— What to do —
Skip the pictures and repeat each line of the data exactly.
Start Material
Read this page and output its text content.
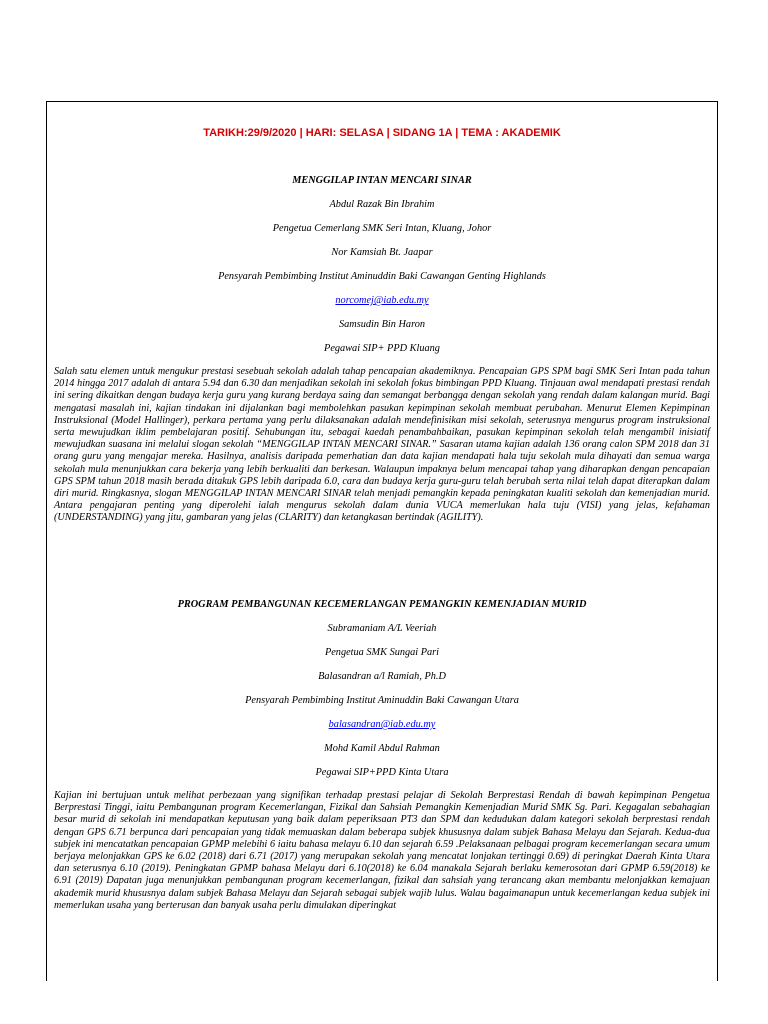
TARIKH:29/9/2020 | HARI: SELASA | SIDANG 1A | TEMA : AKADEMIK

MENGGILAP INTAN MENCARI SINAR

Abdul Razak Bin Ibrahim

Pengetua Cemerlang SMK Seri Intan, Kluang, Johor

Nor Kamsiah Bt. Jaapar

Pensyarah Pembimbing Institut Aminuddin Baki Cawangan Genting Highlands

norcomej@iab.edu.my

Samsudin Bin Haron

Pegawai SIP+ PPD Kluang

Salah satu elemen untuk mengukur prestasi sesebuah sekolah adalah tahap pencapaian akademiknya. Pencapaian GPS SPM bagi SMK Seri Intan pada tahun 2014 hingga 2017 adalah di antara 5.94 dan 6.30 dan menjadikan sekolah ini sekolah fokus bimbingan PPD Kluang. Tinjauan awal mendapati prestasi rendah ini sering dikaitkan dengan budaya kerja guru yang kurang berdaya saing dan semangat berbangga dengan sekolah yang rendah dalam kalangan murid. Bagi mengatasi masalah ini, kajian tindakan ini dijalankan bagi membolehkan pasukan kepimpinan sekolah membuat perubahan. Menurut Elemen Kepimpinan Instruksional (Model Hallinger), perkara pertama yang perlu dilaksanakan adalah mendefinisikan misi sekolah, seterusnya mengurus program instruksional serta mewujudkan iklim pembelajaran positif. Sehubungan itu, sebagai kaedah penambahbaikan, pasukan kepimpinan sekolah telah mengambil inisiatif mewujudkan suasana ini melalui slogan sekolah “MENGGILAP INTAN MENCARI SINAR.” Sasaran utama kajian adalah 136 orang calon SPM 2018 dan 31 orang guru yang mengajar mereka. Hasilnya, analisis daripada pemerhatian dan data kajian mendapati hala tuju sekolah mula dihayati dan semua warga sekolah mula menunjukkan cara bekerja yang lebih berkualiti dan berkesan. Walaupun impaknya belum mencapai tahap yang diharapkan dengan pencapaian GPS SPM tahun 2018 masih berada ditakuk GPS lebih daripada 6.0, cara dan budaya kerja guru-guru telah berubah serta nilai telah dapat diterapkan dalam diri murid. Ringkasnya, slogan MENGGILAP INTAN MENCARI SINAR telah menjadi pemangkin kepada peningkatan kualiti sekolah dan kemenjadian murid. Antara pengajaran penting yang diperolehi ialah mengurus sekolah dalam dunia VUCA memerlukan hala tuju (VISI) yang jelas, kefahaman (UNDERSTANDING) yang jitu, gambaran yang jelas (CLARITY) dan ketangkasan bertindak (AGILITY).

PROGRAM PEMBANGUNAN KECEMERLANGAN PEMANGKIN KEMENJADIAN MURID

Subramaniam A/L Veeriah

Pengetua SMK Sungai Pari

Balasandran a/l Ramiah, Ph.D

Pensyarah Pembimbing Institut Aminuddin Baki Cawangan Utara

balasandran@iab.edu.my

Mohd Kamil Abdul Rahman

Pegawai SIP+PPD Kinta Utara

Kajian ini bertujuan untuk melihat perbezaan yang signifikan terhadap prestasi pelajar di Sekolah Berprestasi Rendah di bawah kepimpinan Pengetua Berprestasi Tinggi, iaitu Pembangunan program Kecemerlangan, Fizikal dan Sahsiah Pemangkin Kemenjadian Murid SMK Sg. Pari. Kegagalan sebahagian besar murid di sekolah ini mendapatkan keputusan yang baik dalam peperiksaan PT3 dan SPM dan kedudukan dalam kategori sekolah berprestasi rendah dengan GPS 6.71 berpunca dari pencapaian yang tidak memuaskan dalam beberapa subjek khususnya dalam subjek Bahasa Melayu dan Sejarah. Kedua-dua subjek ini mencatatkan pencapaian GPMP melebihi 6 iaitu bahasa melayu 6.10 dan sejarah 6.59 .Pelaksanaan pelbagai program kecemerlangan secara umum berjaya melonjakkan GPS ke 6.02 (2018) dari 6.71 (2017) yang merupakan sekolah yang mencatat lonjakan tertinggi 0.69) di peringkat Daerah Kinta Utara dan seterusnya 6.10 (2019). Peningkatan GPMP bahasa Melayu dari 6.10(2018) ke 6.04 manakala Sejarah berlaku kemerosotan dari GPMP 6.59(2018) ke 6.91 (2019) Dapatan juga menunjukkan pembangunan program kecemerlangan, fizikal dan sahsiah yang terancang akan membantu melonjakkan kemajuan akademik murid khususnya dalam subjek Bahasa Melayu dan Sejarah sebagai subjek wajib lulus. Walau bagaimanapun untuk kecemerlangan kedua subjek ini memerlukan usaha yang berterusan dan banyak usaha perlu dimulakan diperingkat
End Material
— Task response —
Read this page and output its text content.
TARIKH:29/9/2020 | HARI: SELASA | SIDANG 1A | TEMA : AKADEMIK

MENGGILAP INTAN MENCARI SINAR

Abdul Razak Bin Ibrahim

Pengetua Cemerlang SMK Seri Intan, Kluang, Johor

Nor Kamsiah Bt. Jaapar

Pensyarah Pembimbing Institut Aminuddin Baki Cawangan Genting Highlands

norcomej@iab.edu.my

Samsudin Bin Haron

Pegawai SIP+ PPD Kluang

Salah satu elemen untuk mengukur prestasi sesebuah sekolah adalah tahap pencapaian akademiknya. Pencapaian GPS SPM bagi SMK Seri Intan pada tahun 2014 hingga 2017 adalah di antara 5.94 dan 6.30 dan menjadikan sekolah ini sekolah fokus bimbingan PPD Kluang. Tinjauan awal mendapati prestasi rendah ini sering dikaitkan dengan budaya kerja guru yang kurang berdaya saing dan semangat berbangga dengan sekolah yang rendah dalam kalangan murid. Bagi mengatasi masalah ini, kajian tindakan ini dijalankan bagi membolehkan pasukan kepimpinan sekolah membuat perubahan. Menurut Elemen Kepimpinan Instruksional (Model Hallinger), perkara pertama yang perlu dilaksanakan adalah mendefinisikan misi sekolah, seterusnya mengurus program instruksional serta mewujudkan iklim pembelajaran positif. Sehubungan itu, sebagai kaedah penambahbaikan, pasukan kepimpinan sekolah telah mengambil inisiatif mewujudkan suasana ini melalui slogan sekolah “MENGGILAP INTAN MENCARI SINAR.” Sasaran utama kajian adalah 136 orang calon SPM 2018 dan 31 orang guru yang mengajar mereka. Hasilnya, analisis daripada pemerhatian dan data kajian mendapati hala tuju sekolah mula dihayati dan semua warga sekolah mula menunjukkan cara bekerja yang lebih berkualiti dan berkesan. Walaupun impaknya belum mencapai tahap yang diharapkan dengan pencapaian GPS SPM tahun 2018 masih berada ditakuk GPS lebih daripada 6.0, cara dan budaya kerja guru-guru telah berubah serta nilai telah dapat diterapkan dalam diri murid. Ringkasnya, slogan MENGGILAP INTAN MENCARI SINAR telah menjadi pemangkin kepada peningkatan kualiti sekolah dan kemenjadian murid. Antara pengajaran penting yang diperolehi ialah mengurus sekolah dalam dunia VUCA memerlukan hala tuju (VISI) yang jelas, kefahaman (UNDERSTANDING) yang jitu, gambaran yang jelas (CLARITY) dan ketangkasan bertindak (AGILITY).

PROGRAM PEMBANGUNAN KECEMERLANGAN PEMANGKIN KEMENJADIAN MURID

Subramaniam A/L Veeriah

Pengetua SMK Sungai Pari

Balasandran a/l Ramiah, Ph.D

Pensyarah Pembimbing Institut Aminuddin Baki Cawangan Utara

balasandran@iab.edu.my

Mohd Kamil Abdul Rahman

Pegawai SIP+PPD Kinta Utara

Kajian ini bertujuan untuk melihat perbezaan yang signifikan terhadap prestasi pelajar di Sekolah Berprestasi Rendah di bawah kepimpinan Pengetua Berprestasi Tinggi, iaitu Pembangunan program Kecemerlangan, Fizikal dan Sahsiah Pemangkin Kemenjadian Murid SMK Sg. Pari. Kegagalan sebahagian besar murid di sekolah ini mendapatkan keputusan yang baik dalam peperiksaan PT3 dan SPM dan kedudukan dalam kategori sekolah berprestasi rendah dengan GPS 6.71 berpunca dari pencapaian yang tidak memuaskan dalam beberapa subjek khususnya dalam subjek Bahasa Melayu dan Sejarah. Kedua-dua subjek ini mencatatkan pencapaian GPMP melebihi 6 iaitu bahasa melayu 6.10 dan sejarah 6.59 .Pelaksanaan pelbagai program kecemerlangan secara umum berjaya melonjakkan GPS ke 6.02 (2018) dari 6.71 (2017) yang merupakan sekolah yang mencatat lonjakan tertinggi 0.69) di peringkat Daerah Kinta Utara dan seterusnya 6.10 (2019). Peningkatan GPMP bahasa Melayu dari 6.10(2018) ke 6.04 manakala Sejarah berlaku kemerosotan dari GPMP 6.59(2018) ke 6.91 (2019) Dapatan juga menunjukkan pembangunan program kecemerlangan, fizikal dan sahsiah yang terancang akan membantu melonjakkan kemajuan akademik murid khususnya dalam subjek Bahasa Melayu dan Sejarah sebagai subjek wajib lulus. Walau bagaimanapun untuk kecemerlangan kedua subjek ini memerlukan usaha yang berterusan dan banyak usaha perlu dimulakan diperingkat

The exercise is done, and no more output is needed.